> _READING PASSAGE_
= = =

Regions with significant populations
- Russia, Chuvashia, Mari El

Languages
- Upper Chuvash, Chuvash

Religion
- Russian Orthodox, Chuvash Paganism

Related ethnic groups
- Chuvash people, Anatri, Anat jenchi

= Virjal =

Turkic people of Eastern Europe and Central Asia

Virjal or Viryal (вир [vir] — upper, west and ял [yal] — village, community) is a subgroup of Chuvash people. Denomination "Virjal", i. e. upper, living upstream of Volga River, is opposed to Anatri (анат [anat] — lower, east), i. e. Lower Chuvash, living downstream of Volga River.

==Origin==
Some scientists suggest Upper Chuvash descend from Hill Maris, assimilated by Chuvashs. Anthropological analysis via mathematical simulation suggests Hill Maris and Upper Chuvashs are represented by the same anthropological type.

= = =

> _ENTRIES PROVIDED_
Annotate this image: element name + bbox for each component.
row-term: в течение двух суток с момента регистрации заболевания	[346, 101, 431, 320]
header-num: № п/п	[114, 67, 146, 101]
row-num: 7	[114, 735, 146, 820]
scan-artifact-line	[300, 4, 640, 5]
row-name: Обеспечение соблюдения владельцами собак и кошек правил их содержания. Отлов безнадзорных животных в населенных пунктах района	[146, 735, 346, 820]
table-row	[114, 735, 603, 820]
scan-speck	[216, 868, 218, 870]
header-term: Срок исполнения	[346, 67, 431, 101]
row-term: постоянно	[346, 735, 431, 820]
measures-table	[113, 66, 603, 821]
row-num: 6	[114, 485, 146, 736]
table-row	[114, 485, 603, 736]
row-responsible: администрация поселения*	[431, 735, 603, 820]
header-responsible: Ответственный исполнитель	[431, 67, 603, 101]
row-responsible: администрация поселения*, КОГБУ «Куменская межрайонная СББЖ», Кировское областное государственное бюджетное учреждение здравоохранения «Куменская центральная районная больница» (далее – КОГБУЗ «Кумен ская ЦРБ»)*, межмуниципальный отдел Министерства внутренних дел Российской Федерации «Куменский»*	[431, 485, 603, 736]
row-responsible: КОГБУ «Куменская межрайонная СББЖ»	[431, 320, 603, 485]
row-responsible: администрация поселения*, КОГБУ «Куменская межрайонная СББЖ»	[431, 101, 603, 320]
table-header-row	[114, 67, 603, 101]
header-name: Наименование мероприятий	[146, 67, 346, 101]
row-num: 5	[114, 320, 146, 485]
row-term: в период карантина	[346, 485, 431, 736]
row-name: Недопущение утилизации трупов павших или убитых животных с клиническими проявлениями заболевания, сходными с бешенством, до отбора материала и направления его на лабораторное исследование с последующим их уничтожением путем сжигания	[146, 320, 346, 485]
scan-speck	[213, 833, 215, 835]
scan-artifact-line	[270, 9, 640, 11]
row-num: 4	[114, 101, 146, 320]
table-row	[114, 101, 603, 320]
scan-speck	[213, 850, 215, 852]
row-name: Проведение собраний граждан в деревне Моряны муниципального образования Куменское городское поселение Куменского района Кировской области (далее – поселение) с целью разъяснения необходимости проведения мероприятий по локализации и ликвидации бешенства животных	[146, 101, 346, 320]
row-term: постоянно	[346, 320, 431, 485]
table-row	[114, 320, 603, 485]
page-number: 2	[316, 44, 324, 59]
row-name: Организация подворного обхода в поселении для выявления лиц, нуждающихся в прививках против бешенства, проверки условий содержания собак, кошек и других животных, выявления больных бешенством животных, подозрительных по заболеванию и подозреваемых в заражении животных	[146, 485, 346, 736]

= = =

> _EXERCISE_
Pick up the text on the Virjal where it stops and continue it. The lines play no part in what follows.

> _RESULT BELOW_
==Historical evidence==
Russian chronicles refer to Upper Chuvashs and Hill Maris as "cheremisa gorniaya" ("черемиса горняя", literally Hill Cheremis).

==Traditional dress==
Virjal women's dress cut is virtually the same as Hill Mari women's dress as Nina Gagen-Torn and others refer.

Virjal and Hill Mari had similar technology of making bast shoes which was different from the one used by Anatri. Upper Chuvashs wore long footwraps and puttees. Feet wrapping was thick, similar to that of Finno Ugric neighbours. Virjal had black broadcloth footwraps, Anat Jenchi (Middle Lower Chuvashs) had black and white ones, and Anatri had just white.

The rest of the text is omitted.